____ MATERIAL PROVIDED

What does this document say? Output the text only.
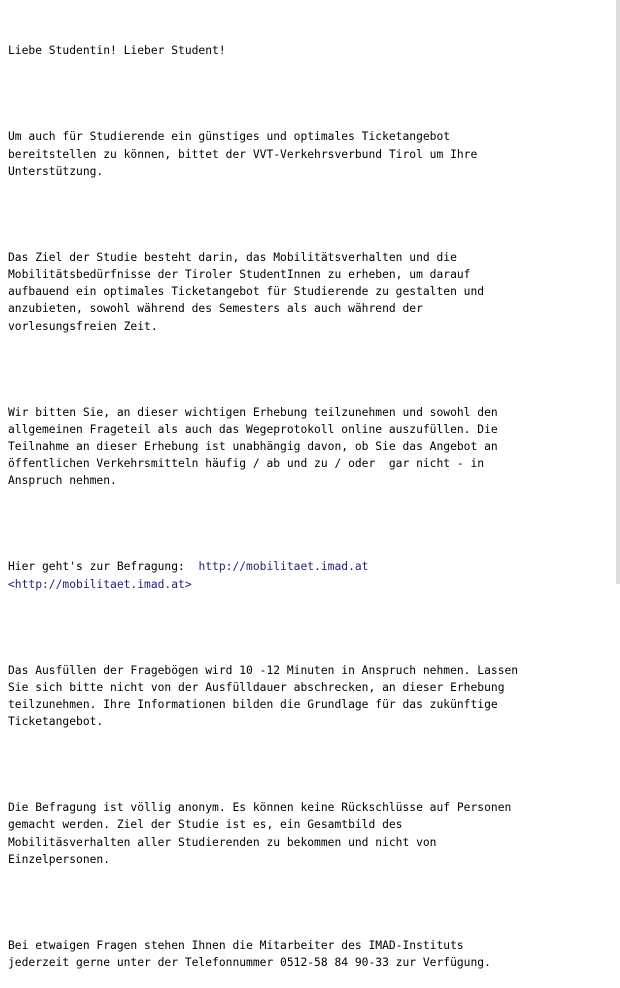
Liebe Studentin! Lieber Student!

Um auch für Studierende ein günstiges und optimales Ticketangebot
bereitstellen zu können, bittet der VVT-Verkehrsverbund Tirol um Ihre
Unterstützung.

Das Ziel der Studie besteht darin, das Mobilitätsverhalten und die
Mobilitätsbedürfnisse der Tiroler StudentInnen zu erheben, um darauf
aufbauend ein optimales Ticketangebot für Studierende zu gestalten und
anzubieten, sowohl während des Semesters als auch während der
vorlesungsfreien Zeit.

Wir bitten Sie, an dieser wichtigen Erhebung teilzunehmen und sowohl den
allgemeinen Frageteil als auch das Wegeprotokoll online auszufüllen. Die
Teilnahme an dieser Erhebung ist unabhängig davon, ob Sie das Angebot an
öffentlichen Verkehrsmitteln häufig / ab und zu / oder  gar nicht - in
Anspruch nehmen.

Hier geht's zur Befragung:  http://mobilitaet.imad.at
<http://mobilitaet.imad.at>

Das Ausfüllen der Fragebögen wird 10 -12 Minuten in Anspruch nehmen. Lassen
Sie sich bitte nicht von der Ausfülldauer abschrecken, an dieser Erhebung
teilzunehmen. Ihre Informationen bilden die Grundlage für das zukünftige
Ticketangebot.

Die Befragung ist völlig anonym. Es können keine Rückschlüsse auf Personen
gemacht werden. Ziel der Studie ist es, ein Gesamtbild des
Mobilitäsverhalten aller Studierenden zu bekommen und nicht von
Einzelpersonen.

Bei etwaigen Fragen stehen Ihnen die Mitarbeiter des IMAD-Instituts
jederzeit gerne unter der Telefonnummer 0512-58 84 90-33 zur Verfügung.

________

**PROBLEM TO SOLVE**:
The records above are to be quoted exactly, with all pictures left out.

**FULL RESPONSE**:
What does this document say? Output the text only.
Liebe Studentin! Lieber Student!

Um auch für Studierende ein günstiges und optimales Ticketangebot
bereitstellen zu können, bittet der VVT-Verkehrsverbund Tirol um Ihre
Unterstützung.

Das Ziel der Studie besteht darin, das Mobilitätsverhalten und die
Mobilitätsbedürfnisse der Tiroler StudentInnen zu erheben, um darauf
aufbauend ein optimales Ticketangebot für Studierende zu gestalten und
anzubieten, sowohl während des Semesters als auch während der
vorlesungsfreien Zeit.

Wir bitten Sie, an dieser wichtigen Erhebung teilzunehmen und sowohl den
allgemeinen Frageteil als auch das Wegeprotokoll online auszufüllen. Die
Teilnahme an dieser Erhebung ist unabhängig davon, ob Sie das Angebot an
öffentlichen Verkehrsmitteln häufig / ab und zu / oder  gar nicht - in
Anspruch nehmen.

Hier geht's zur Befragung:  http://mobilitaet.imad.at
<http://mobilitaet.imad.at>

Das Ausfüllen der Fragebögen wird 10 -12 Minuten in Anspruch nehmen. Lassen
Sie sich bitte nicht von der Ausfülldauer abschrecken, an dieser Erhebung
teilzunehmen. Ihre Informationen bilden die Grundlage für das zukünftige
Ticketangebot.

Die Befragung ist völlig anonym. Es können keine Rückschlüsse auf Personen
gemacht werden. Ziel der Studie ist es, ein Gesamtbild des
Mobilitäsverhalten aller Studierenden zu bekommen und nicht von
Einzelpersonen.

Bei etwaigen Fragen stehen Ihnen die Mitarbeiter des IMAD-Instituts
jederzeit gerne unter der Telefonnummer 0512-58 84 90-33 zur Verfügung.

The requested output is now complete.